**Exercise**
Give the number of lines that hold the string "JSON". Nothing else is needed.

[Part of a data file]
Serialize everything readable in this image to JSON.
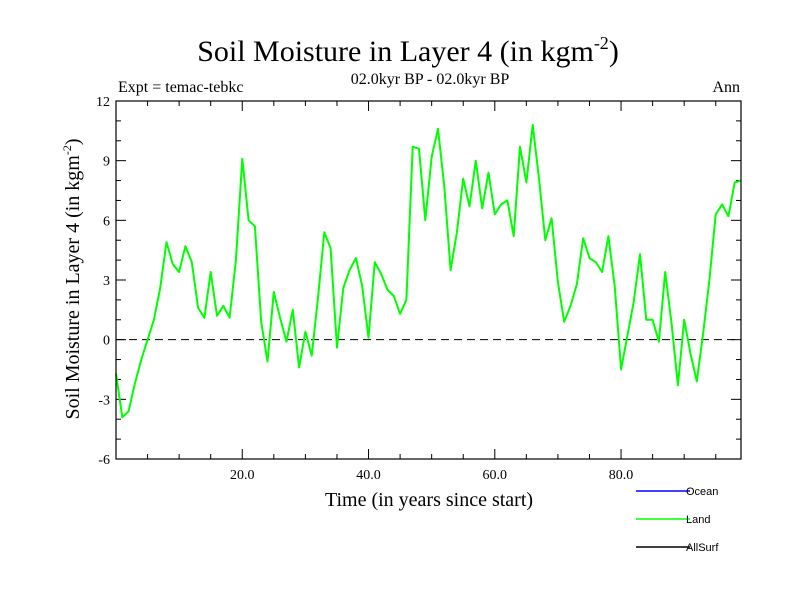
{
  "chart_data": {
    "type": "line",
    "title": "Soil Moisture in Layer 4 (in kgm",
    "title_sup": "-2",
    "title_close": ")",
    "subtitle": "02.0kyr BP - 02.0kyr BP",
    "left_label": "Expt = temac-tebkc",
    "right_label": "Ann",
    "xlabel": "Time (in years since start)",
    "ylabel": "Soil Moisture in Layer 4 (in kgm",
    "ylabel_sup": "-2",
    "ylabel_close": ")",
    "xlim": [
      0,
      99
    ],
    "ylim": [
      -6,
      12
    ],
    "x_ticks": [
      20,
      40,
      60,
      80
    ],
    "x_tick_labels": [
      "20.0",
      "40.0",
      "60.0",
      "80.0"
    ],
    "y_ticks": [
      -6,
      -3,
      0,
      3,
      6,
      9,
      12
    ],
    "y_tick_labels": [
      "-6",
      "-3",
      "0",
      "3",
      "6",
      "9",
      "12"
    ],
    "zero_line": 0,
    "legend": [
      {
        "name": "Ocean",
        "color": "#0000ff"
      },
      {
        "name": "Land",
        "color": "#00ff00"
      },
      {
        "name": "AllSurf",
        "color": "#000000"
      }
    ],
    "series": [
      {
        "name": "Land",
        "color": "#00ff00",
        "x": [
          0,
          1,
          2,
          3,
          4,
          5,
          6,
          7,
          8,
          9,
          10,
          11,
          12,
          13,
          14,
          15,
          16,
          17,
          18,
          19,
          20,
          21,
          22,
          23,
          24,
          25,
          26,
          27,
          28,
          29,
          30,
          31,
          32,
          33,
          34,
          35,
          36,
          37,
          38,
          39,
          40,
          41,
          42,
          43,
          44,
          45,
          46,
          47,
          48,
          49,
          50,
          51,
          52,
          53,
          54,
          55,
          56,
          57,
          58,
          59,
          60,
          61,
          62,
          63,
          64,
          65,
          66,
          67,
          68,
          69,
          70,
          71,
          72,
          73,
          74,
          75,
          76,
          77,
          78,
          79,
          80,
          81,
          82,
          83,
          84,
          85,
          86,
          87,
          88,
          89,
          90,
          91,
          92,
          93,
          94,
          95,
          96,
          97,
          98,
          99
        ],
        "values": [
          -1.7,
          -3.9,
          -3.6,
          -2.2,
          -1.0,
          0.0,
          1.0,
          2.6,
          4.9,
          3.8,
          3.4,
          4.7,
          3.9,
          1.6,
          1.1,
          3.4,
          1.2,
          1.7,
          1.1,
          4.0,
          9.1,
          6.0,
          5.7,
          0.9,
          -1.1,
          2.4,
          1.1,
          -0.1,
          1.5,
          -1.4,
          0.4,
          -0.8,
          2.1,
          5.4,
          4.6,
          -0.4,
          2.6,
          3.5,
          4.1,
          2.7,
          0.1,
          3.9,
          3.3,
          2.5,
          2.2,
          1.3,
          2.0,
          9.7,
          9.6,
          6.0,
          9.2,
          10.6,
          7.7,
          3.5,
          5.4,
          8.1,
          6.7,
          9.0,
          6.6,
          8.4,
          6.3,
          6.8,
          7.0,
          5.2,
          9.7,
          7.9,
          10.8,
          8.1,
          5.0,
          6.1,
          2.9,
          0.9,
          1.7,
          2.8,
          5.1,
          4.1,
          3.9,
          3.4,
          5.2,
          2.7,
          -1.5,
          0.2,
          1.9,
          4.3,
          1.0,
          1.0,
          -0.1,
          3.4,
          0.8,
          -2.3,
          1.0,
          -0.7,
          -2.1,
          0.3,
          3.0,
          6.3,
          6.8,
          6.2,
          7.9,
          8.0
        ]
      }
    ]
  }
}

==

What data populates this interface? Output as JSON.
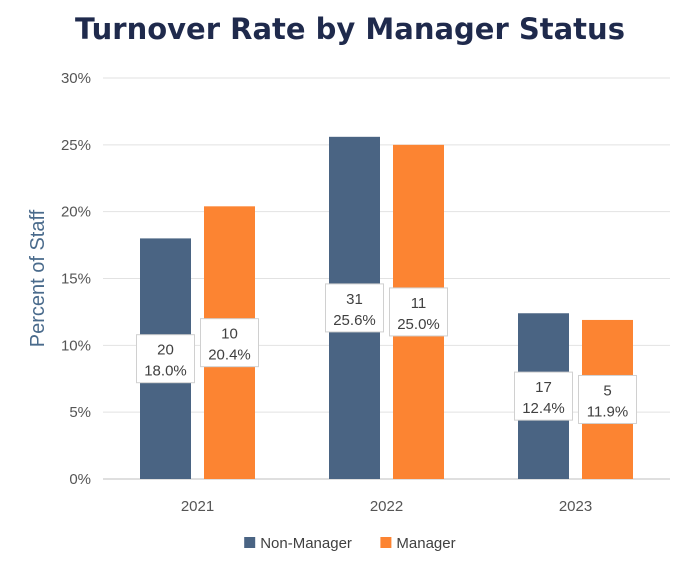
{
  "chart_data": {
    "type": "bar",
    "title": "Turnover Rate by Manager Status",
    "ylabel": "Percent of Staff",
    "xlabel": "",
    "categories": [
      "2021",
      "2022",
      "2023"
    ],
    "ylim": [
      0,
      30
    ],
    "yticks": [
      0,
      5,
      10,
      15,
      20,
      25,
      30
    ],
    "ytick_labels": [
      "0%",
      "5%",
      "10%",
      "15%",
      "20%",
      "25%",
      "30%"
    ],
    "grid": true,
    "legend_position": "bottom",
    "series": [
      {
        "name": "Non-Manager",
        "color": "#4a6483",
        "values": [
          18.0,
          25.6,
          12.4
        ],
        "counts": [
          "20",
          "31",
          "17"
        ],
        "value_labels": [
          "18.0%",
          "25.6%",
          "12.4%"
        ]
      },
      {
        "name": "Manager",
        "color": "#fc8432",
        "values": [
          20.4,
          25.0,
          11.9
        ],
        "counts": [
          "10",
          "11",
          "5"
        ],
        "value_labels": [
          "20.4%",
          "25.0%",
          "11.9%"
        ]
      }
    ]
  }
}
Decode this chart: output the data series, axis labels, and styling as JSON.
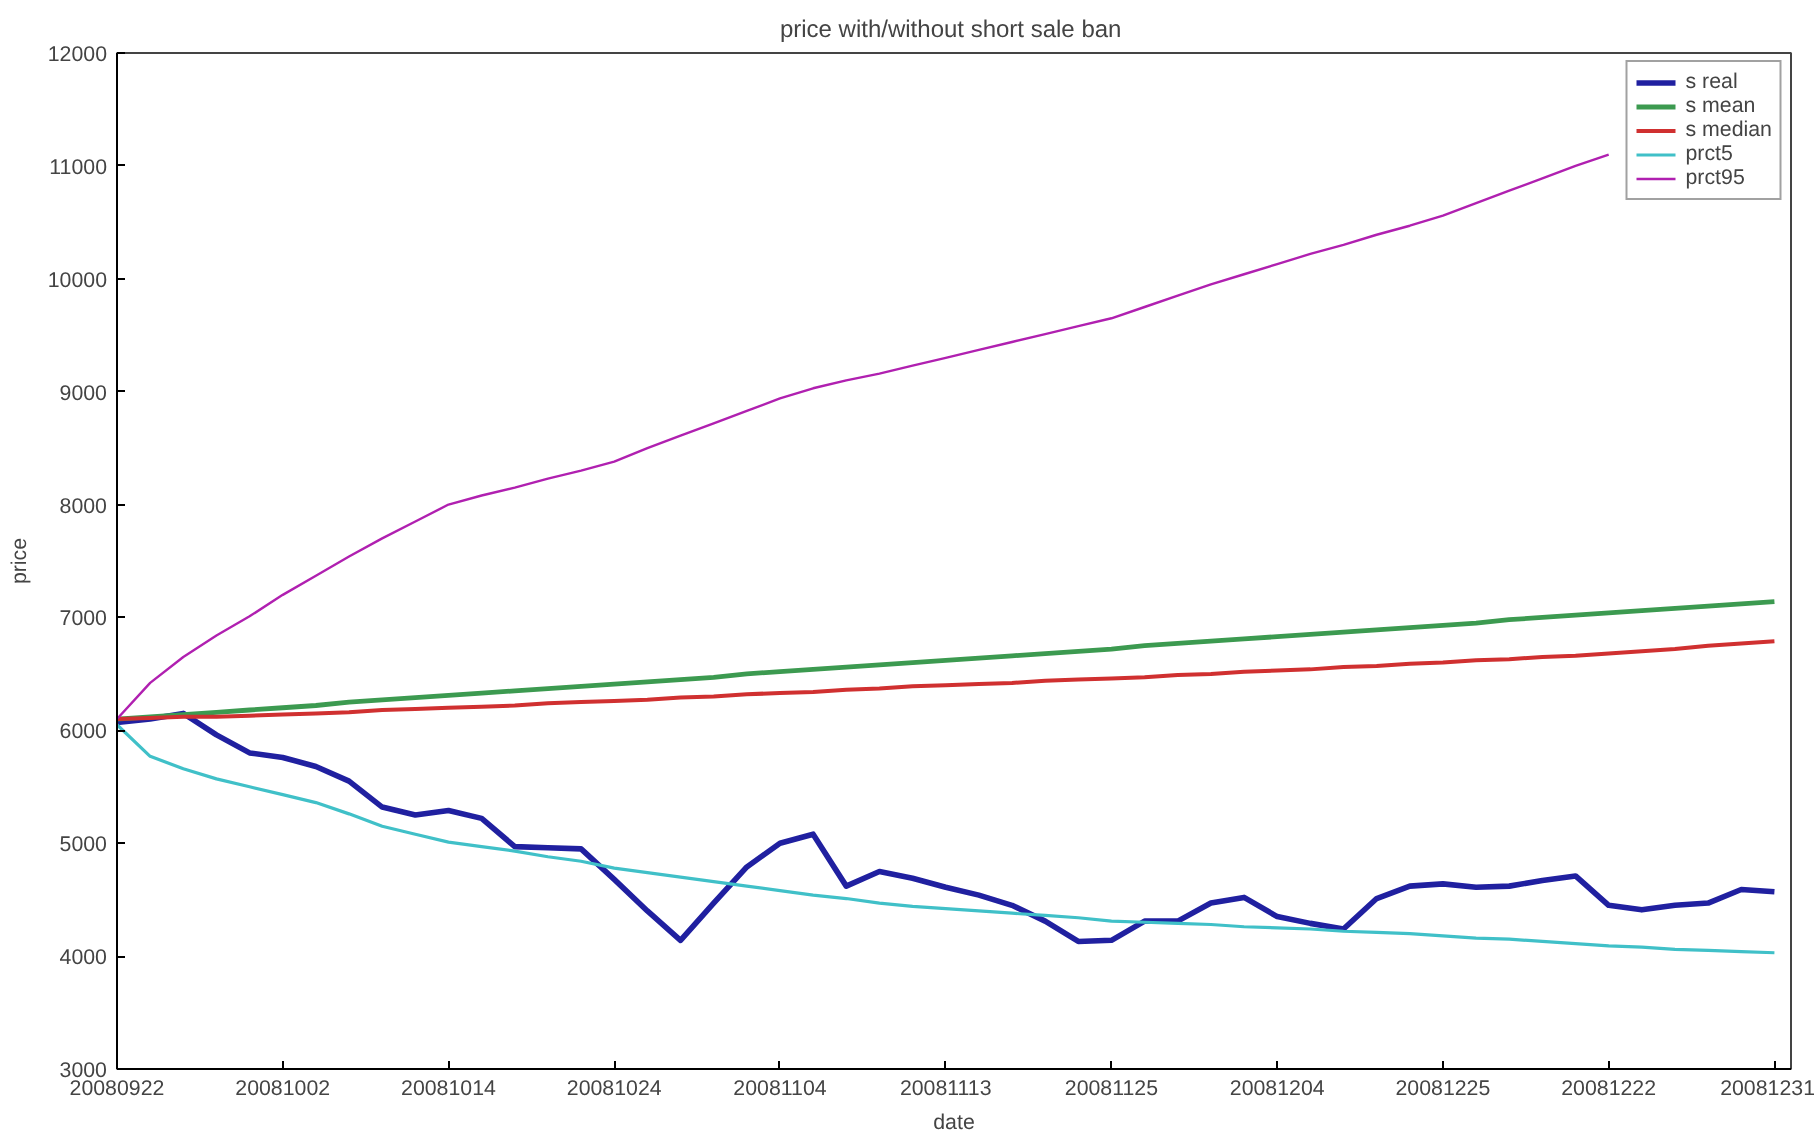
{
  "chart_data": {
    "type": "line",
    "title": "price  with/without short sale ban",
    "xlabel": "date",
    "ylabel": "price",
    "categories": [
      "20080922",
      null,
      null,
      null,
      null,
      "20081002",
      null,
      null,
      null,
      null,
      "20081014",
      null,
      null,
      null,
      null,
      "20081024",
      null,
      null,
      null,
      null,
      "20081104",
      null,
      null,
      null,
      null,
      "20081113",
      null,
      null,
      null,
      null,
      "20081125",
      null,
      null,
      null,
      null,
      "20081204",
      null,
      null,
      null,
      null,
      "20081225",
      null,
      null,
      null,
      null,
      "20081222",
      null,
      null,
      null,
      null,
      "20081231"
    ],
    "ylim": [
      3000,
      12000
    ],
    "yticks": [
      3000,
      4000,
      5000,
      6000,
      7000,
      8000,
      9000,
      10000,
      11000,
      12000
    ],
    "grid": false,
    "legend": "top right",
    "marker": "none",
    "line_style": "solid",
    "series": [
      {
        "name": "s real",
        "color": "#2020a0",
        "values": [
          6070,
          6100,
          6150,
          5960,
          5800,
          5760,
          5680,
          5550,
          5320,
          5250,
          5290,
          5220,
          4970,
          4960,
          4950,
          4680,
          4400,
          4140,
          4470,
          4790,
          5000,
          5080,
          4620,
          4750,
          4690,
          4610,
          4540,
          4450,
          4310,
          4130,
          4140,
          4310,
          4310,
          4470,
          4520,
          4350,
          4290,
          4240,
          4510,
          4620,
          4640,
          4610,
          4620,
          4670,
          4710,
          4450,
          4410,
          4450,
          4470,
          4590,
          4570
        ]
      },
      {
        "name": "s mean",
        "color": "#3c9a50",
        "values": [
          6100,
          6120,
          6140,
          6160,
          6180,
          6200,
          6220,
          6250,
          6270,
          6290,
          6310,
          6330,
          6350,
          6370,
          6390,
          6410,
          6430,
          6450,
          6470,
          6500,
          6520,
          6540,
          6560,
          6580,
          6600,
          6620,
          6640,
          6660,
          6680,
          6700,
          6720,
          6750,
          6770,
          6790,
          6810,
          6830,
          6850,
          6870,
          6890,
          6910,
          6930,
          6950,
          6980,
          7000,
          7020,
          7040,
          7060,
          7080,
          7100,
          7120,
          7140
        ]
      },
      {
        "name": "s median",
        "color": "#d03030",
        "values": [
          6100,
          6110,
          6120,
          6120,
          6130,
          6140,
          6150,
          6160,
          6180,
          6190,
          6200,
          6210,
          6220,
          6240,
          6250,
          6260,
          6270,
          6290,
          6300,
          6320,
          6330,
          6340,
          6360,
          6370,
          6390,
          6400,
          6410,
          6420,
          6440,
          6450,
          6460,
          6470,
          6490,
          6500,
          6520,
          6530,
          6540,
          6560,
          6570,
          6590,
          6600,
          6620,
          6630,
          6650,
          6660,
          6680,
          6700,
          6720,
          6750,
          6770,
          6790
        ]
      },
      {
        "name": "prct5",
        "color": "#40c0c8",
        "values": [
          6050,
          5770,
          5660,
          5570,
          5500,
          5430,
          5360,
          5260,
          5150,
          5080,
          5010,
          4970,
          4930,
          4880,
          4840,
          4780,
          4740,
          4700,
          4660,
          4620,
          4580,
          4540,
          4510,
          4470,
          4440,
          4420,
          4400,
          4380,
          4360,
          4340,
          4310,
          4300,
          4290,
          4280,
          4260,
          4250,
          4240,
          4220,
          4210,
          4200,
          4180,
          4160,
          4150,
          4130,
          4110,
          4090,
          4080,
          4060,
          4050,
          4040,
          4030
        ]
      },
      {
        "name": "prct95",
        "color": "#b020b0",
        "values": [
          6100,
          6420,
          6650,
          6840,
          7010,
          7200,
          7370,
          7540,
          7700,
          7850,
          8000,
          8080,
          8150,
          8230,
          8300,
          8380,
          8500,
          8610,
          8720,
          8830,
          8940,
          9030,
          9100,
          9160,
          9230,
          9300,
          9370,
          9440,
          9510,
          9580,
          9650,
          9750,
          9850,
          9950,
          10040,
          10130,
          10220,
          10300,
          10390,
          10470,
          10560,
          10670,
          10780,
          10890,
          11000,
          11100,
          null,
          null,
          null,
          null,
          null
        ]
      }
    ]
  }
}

**Answer to this problem**
3